▶ [WHAT YOU SHOULD DO] Find how many lines of the listing below include the word "Advisor", then report the number by itself.

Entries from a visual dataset
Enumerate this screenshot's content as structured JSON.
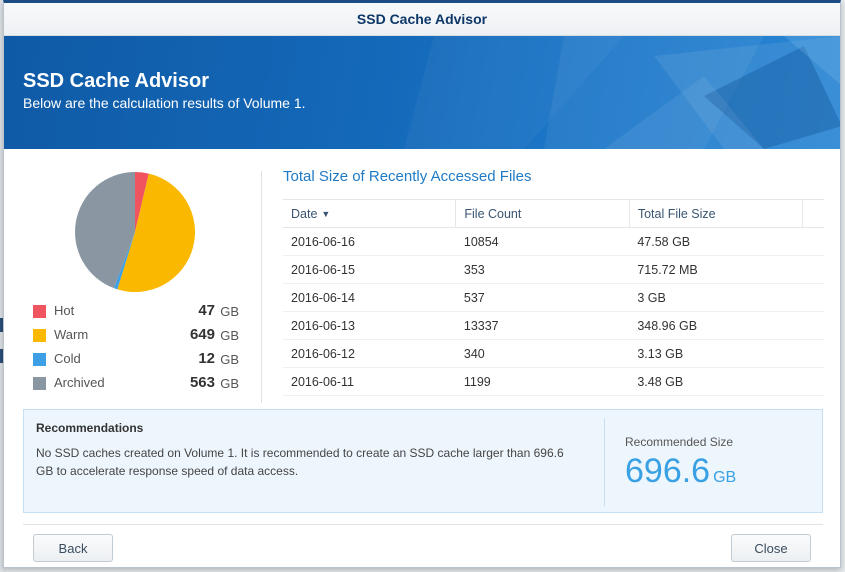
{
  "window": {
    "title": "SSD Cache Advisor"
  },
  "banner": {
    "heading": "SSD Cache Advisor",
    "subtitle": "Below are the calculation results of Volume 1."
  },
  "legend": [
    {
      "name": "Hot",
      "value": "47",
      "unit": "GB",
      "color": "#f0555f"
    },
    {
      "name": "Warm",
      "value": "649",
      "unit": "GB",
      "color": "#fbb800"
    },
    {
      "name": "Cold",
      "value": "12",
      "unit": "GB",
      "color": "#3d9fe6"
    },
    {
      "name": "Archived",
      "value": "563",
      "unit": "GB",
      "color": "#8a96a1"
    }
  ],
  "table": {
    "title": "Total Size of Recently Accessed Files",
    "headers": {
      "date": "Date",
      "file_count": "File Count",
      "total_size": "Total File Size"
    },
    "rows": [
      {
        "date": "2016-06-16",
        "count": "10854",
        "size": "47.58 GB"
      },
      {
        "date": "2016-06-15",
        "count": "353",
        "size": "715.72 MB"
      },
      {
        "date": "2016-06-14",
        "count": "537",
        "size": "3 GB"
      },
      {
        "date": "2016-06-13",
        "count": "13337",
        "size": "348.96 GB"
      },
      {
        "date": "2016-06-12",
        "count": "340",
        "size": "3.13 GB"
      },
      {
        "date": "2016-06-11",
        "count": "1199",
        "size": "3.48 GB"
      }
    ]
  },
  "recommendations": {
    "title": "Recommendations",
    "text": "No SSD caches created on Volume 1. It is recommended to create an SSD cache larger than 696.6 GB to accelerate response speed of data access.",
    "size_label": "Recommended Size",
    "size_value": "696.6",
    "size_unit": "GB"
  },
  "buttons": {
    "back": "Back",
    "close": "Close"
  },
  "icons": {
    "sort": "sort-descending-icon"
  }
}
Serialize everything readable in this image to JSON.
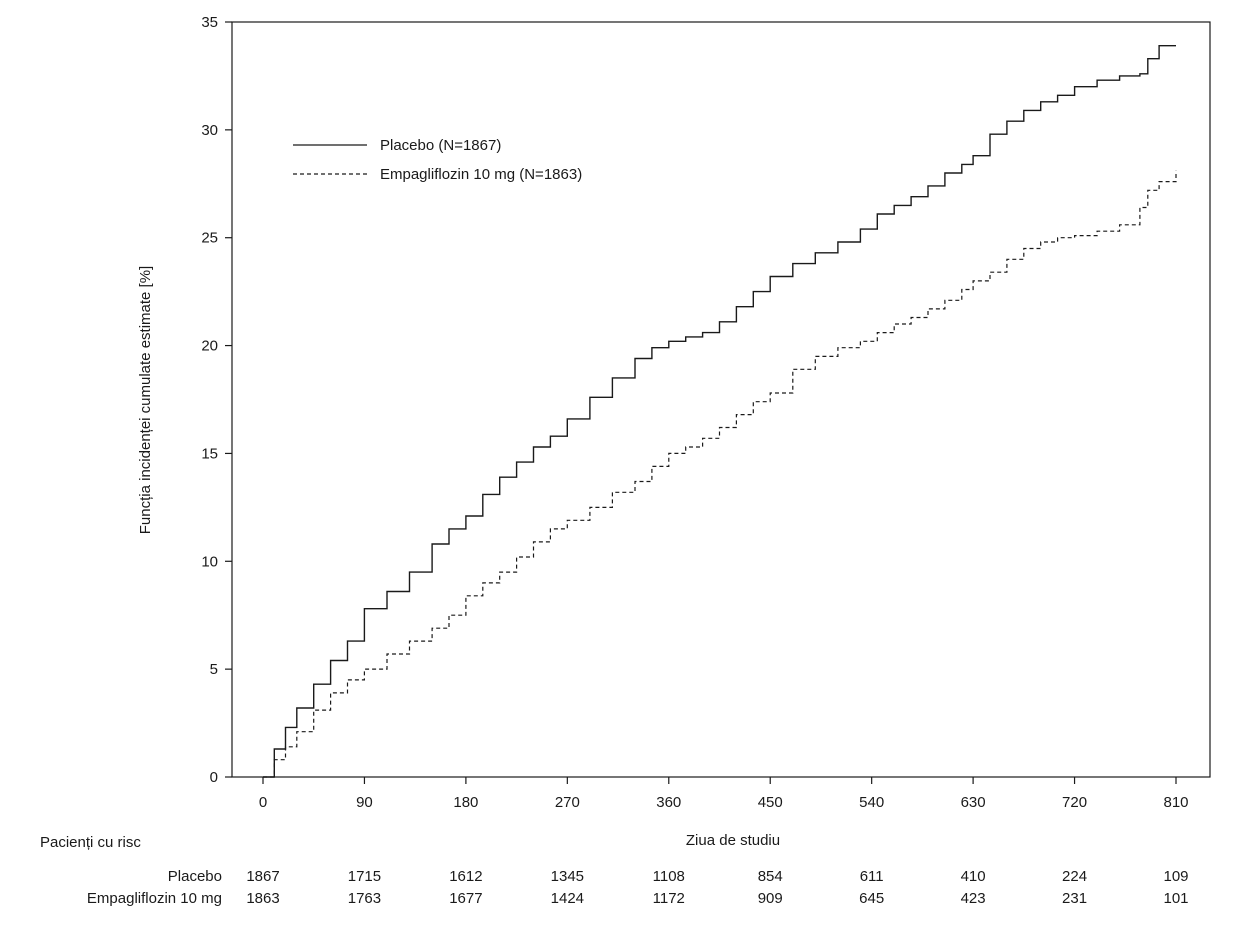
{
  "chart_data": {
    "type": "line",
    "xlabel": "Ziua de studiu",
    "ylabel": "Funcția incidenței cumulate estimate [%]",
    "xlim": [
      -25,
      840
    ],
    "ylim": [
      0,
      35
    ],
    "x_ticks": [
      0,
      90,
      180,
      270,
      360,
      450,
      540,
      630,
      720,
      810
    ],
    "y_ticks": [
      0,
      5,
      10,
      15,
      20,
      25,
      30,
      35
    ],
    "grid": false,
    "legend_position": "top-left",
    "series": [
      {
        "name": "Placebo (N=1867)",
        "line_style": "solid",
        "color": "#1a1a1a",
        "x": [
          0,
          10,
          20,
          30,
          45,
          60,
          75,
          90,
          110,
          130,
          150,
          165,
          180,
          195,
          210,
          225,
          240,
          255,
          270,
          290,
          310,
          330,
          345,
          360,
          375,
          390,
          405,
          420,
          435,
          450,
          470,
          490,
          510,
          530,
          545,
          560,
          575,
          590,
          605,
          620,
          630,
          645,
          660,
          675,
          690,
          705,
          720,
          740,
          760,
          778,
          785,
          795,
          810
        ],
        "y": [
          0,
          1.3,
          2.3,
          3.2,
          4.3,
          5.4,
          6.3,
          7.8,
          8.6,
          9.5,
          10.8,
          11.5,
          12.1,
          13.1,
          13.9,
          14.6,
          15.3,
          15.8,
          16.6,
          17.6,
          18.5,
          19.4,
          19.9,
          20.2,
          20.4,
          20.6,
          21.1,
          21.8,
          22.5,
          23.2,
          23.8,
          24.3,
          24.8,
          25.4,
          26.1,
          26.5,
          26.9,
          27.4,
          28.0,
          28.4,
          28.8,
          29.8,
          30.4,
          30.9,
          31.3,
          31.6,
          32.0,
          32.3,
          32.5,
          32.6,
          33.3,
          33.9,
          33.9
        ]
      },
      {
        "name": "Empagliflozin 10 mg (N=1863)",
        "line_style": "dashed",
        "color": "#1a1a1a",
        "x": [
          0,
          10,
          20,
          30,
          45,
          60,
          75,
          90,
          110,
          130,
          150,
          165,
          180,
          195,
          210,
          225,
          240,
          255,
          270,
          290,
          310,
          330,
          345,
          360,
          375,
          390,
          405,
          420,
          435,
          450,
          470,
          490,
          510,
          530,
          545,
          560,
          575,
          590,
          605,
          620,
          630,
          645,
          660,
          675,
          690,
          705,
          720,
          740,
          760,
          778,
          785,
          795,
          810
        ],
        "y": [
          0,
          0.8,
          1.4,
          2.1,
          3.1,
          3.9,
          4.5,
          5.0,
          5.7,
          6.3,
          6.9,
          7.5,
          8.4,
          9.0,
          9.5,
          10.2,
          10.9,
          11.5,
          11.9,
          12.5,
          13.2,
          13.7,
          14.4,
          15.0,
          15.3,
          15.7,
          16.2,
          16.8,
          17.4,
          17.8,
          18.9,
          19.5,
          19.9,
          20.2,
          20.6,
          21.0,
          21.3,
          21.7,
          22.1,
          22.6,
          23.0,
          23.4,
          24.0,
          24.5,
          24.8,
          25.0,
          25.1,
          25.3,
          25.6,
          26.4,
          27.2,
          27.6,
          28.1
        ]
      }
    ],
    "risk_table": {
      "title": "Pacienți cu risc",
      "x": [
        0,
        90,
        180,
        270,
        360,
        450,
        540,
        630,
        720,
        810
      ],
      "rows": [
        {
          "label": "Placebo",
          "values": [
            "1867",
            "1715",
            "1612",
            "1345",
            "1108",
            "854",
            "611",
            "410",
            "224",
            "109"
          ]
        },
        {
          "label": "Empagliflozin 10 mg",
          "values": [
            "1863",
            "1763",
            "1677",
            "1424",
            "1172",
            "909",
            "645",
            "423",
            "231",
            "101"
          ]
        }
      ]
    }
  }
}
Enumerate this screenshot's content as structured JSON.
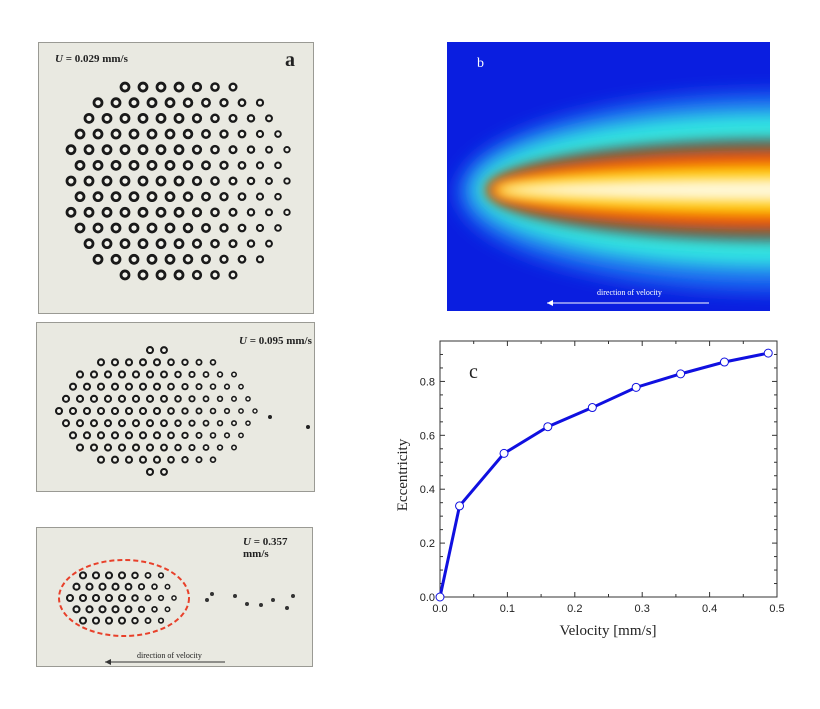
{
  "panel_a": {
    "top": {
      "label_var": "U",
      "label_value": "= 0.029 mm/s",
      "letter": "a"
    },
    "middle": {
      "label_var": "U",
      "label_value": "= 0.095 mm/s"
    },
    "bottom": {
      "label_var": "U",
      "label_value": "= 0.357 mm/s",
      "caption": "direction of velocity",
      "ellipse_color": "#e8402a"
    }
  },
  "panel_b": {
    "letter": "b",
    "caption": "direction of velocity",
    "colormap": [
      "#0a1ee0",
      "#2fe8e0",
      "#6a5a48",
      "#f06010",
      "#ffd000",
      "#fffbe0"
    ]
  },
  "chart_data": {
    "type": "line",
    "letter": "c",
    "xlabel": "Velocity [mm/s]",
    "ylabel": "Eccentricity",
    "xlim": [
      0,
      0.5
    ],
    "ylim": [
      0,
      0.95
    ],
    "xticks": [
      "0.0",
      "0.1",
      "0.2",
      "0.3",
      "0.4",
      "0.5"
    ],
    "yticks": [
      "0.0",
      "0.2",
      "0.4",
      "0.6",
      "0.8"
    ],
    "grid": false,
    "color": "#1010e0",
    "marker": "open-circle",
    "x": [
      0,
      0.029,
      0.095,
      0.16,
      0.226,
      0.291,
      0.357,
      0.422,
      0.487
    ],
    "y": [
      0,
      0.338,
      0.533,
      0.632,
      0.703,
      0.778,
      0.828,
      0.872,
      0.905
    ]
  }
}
--
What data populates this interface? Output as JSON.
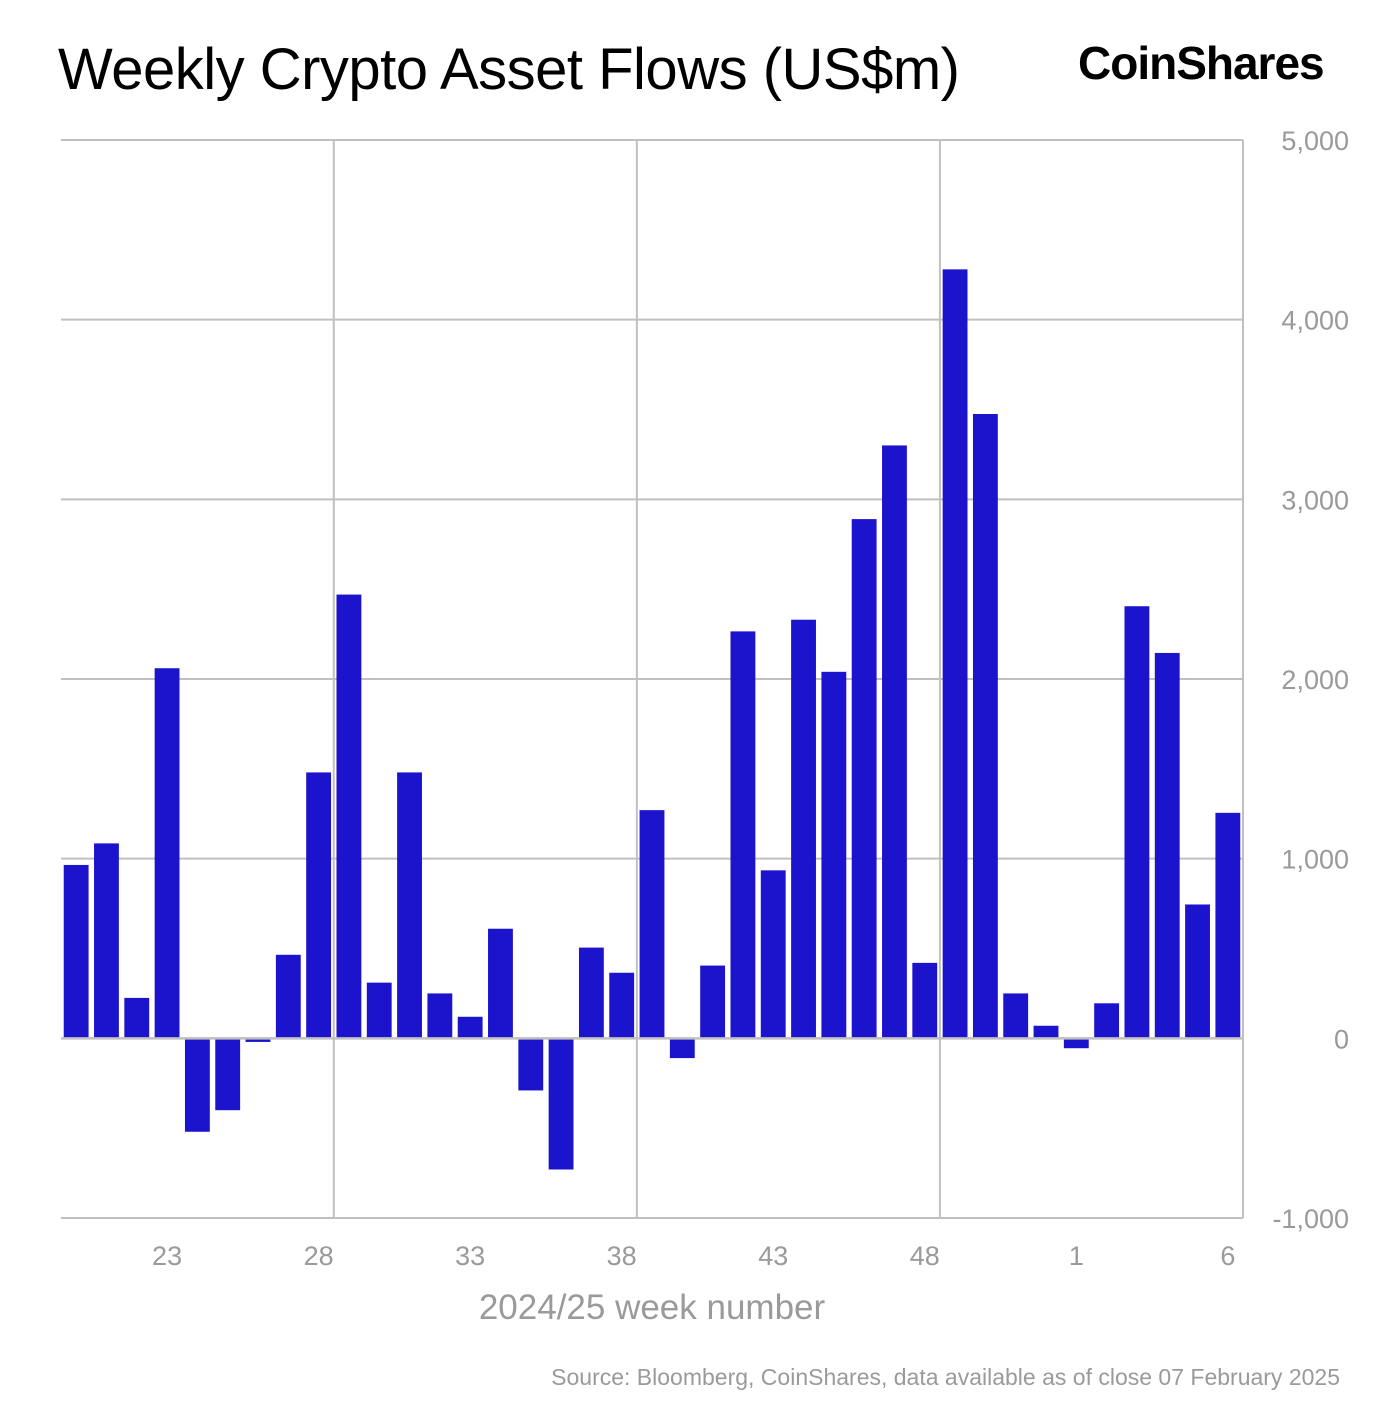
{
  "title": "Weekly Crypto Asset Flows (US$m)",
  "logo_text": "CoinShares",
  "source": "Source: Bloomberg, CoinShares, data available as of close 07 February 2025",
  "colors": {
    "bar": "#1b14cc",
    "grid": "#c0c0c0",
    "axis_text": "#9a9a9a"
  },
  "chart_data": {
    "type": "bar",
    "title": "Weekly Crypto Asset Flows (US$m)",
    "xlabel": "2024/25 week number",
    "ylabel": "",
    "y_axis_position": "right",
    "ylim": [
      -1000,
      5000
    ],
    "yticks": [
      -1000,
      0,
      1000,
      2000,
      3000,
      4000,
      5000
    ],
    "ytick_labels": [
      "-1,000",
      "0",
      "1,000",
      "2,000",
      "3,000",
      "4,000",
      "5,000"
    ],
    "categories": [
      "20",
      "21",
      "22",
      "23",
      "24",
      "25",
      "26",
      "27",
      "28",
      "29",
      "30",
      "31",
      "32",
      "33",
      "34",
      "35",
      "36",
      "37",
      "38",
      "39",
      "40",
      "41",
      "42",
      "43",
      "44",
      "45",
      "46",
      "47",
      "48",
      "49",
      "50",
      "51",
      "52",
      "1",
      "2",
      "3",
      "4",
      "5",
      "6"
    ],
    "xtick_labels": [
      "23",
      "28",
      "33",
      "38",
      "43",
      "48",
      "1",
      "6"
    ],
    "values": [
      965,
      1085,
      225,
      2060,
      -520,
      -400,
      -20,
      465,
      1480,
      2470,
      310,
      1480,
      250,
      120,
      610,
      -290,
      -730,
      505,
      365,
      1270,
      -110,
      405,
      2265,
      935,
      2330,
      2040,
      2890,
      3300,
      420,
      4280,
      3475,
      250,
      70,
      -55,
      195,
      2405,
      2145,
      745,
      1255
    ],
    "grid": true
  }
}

▶ [EXERCISE RESPONSE] 2